• _AIM OF THE TASK_
Identify the lines holding "Password" and copy them.

• _RECORD EXCERPTS_
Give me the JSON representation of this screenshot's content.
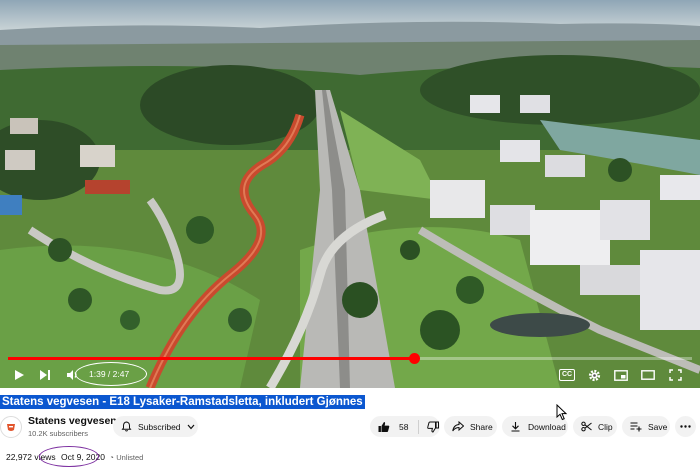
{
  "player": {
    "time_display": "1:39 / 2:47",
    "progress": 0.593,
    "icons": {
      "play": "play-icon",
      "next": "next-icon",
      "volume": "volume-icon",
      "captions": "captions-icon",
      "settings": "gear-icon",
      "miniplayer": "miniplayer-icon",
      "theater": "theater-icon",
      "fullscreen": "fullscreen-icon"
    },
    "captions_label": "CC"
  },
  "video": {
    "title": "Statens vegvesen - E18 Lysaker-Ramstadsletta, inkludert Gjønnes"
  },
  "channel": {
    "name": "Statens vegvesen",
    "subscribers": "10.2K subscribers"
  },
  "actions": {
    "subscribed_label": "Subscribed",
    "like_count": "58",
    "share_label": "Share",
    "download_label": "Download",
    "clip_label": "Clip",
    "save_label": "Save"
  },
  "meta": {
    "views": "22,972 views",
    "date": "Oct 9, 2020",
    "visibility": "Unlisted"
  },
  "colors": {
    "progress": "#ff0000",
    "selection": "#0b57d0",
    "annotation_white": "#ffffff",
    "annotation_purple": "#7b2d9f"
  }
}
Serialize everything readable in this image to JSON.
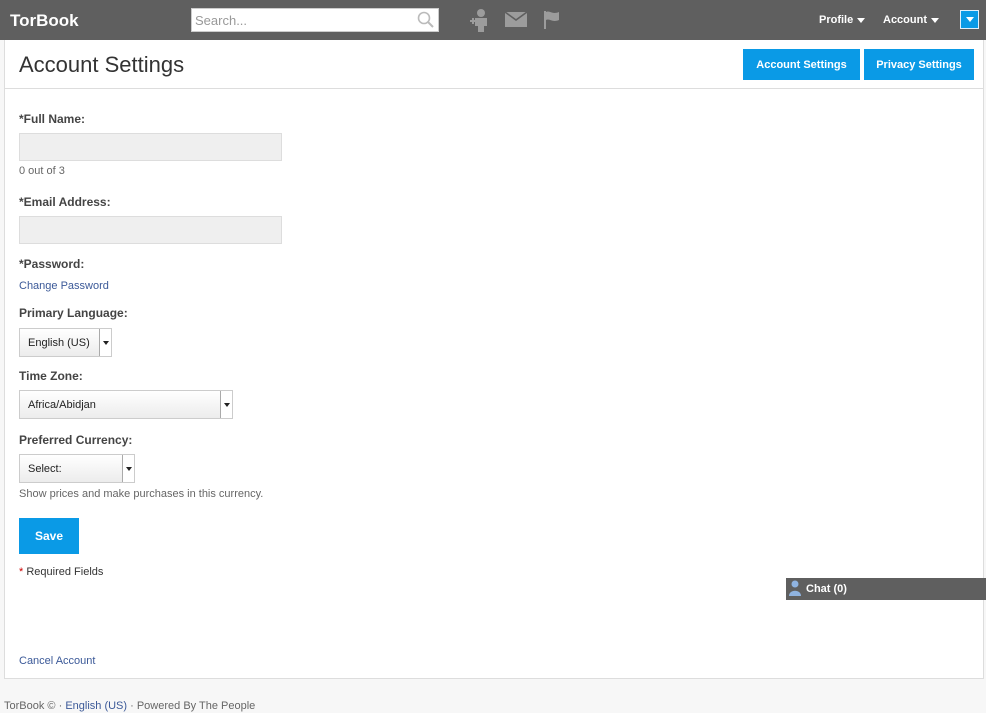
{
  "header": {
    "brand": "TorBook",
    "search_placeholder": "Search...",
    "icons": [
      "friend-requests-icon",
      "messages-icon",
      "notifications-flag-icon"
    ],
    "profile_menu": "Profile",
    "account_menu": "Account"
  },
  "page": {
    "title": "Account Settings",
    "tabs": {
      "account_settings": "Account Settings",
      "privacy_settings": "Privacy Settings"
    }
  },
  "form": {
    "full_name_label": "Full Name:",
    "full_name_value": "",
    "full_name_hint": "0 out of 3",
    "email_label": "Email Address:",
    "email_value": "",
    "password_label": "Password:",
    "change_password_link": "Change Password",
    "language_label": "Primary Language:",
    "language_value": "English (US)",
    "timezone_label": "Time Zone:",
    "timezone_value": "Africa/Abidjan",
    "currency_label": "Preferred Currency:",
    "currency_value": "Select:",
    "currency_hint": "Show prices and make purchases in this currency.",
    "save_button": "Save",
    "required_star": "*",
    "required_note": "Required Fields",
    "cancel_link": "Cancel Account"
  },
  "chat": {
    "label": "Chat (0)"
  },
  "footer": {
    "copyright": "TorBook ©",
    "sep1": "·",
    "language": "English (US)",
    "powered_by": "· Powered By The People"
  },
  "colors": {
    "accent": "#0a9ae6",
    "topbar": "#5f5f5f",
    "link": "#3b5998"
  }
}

• _RESULT OF THIS EXERCISE_
    "password_label": "Password:",
    "change_password_link": "Change Password",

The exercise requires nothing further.